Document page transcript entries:
* * * * * * *

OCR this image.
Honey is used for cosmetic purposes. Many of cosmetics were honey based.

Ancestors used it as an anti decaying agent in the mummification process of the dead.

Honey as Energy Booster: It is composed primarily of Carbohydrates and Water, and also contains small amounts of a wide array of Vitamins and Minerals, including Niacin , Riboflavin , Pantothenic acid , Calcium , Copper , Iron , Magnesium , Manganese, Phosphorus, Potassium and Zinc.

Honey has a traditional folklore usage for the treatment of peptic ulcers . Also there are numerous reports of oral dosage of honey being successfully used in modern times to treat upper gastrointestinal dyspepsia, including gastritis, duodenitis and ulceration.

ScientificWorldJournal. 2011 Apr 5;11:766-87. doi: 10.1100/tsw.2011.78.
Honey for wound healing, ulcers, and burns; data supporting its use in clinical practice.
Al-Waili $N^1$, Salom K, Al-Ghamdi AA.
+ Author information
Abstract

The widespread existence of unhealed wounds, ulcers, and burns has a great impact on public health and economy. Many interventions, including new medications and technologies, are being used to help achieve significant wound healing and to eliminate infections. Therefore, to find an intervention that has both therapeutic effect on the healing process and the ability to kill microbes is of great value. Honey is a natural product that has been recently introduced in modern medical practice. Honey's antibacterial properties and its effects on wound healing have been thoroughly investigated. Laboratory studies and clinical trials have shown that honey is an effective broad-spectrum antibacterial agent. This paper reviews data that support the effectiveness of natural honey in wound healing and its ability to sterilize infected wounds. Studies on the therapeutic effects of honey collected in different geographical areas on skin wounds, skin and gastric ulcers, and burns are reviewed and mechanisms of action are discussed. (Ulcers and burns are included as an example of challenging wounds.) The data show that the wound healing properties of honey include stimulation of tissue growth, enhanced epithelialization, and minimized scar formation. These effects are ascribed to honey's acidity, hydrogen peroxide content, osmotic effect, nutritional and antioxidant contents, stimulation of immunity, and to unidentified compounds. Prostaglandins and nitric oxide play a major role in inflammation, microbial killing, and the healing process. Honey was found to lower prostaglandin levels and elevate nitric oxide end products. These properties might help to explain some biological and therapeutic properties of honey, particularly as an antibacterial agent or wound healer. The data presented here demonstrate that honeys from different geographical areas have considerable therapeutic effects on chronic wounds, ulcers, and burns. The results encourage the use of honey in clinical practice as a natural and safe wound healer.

* * * * * * *

**Exercise description**
All records above are to be output again exactly as they stand.

**Answer space**
OCR this image.
Honey is used for cosmetic purposes. Many of cosmetics were honey based.

Ancestors used it as an anti decaying agent in the mummification process of the dead.

Honey as Energy Booster: It is composed primarily of Carbohydrates and Water, and also contains small amounts of a wide array of Vitamins and Minerals, including Niacin , Riboflavin , Pantothenic acid , Calcium , Copper , Iron , Magnesium , Manganese, Phosphorus, Potassium and Zinc.

Honey has a traditional folklore usage for the treatment of peptic ulcers . Also there are numerous reports of oral dosage of honey being successfully used in modern times to treat upper gastrointestinal dyspepsia, including gastritis, duodenitis and ulceration.

ScientificWorldJournal. 2011 Apr 5;11:766-87. doi: 10.1100/tsw.2011.78.
Honey for wound healing, ulcers, and burns; data supporting its use in clinical practice.
Al-Waili $N^1$, Salom K, Al-Ghamdi AA.
+ Author information
Abstract

The widespread existence of unhealed wounds, ulcers, and burns has a great impact on public health and economy. Many interventions, including new medications and technologies, are being used to help achieve significant wound healing and to eliminate infections. Therefore, to find an intervention that has both therapeutic effect on the healing process and the ability to kill microbes is of great value. Honey is a natural product that has been recently introduced in modern medical practice. Honey's antibacterial properties and its effects on wound healing have been thoroughly investigated. Laboratory studies and clinical trials have shown that honey is an effective broad-spectrum antibacterial agent. This paper reviews data that support the effectiveness of natural honey in wound healing and its ability to sterilize infected wounds. Studies on the therapeutic effects of honey collected in different geographical areas on skin wounds, skin and gastric ulcers, and burns are reviewed and mechanisms of action are discussed. (Ulcers and burns are included as an example of challenging wounds.) The data show that the wound healing properties of honey include stimulation of tissue growth, enhanced epithelialization, and minimized scar formation. These effects are ascribed to honey's acidity, hydrogen peroxide content, osmotic effect, nutritional and antioxidant contents, stimulation of immunity, and to unidentified compounds. Prostaglandins and nitric oxide play a major role in inflammation, microbial killing, and the healing process. Honey was found to lower prostaglandin levels and elevate nitric oxide end products. These properties might help to explain some biological and therapeutic properties of honey, particularly as an antibacterial agent or wound healer. The data presented here demonstrate that honeys from different geographical areas have considerable therapeutic effects on chronic wounds, ulcers, and burns. The results encourage the use of honey in clinical practice as a natural and safe wound healer.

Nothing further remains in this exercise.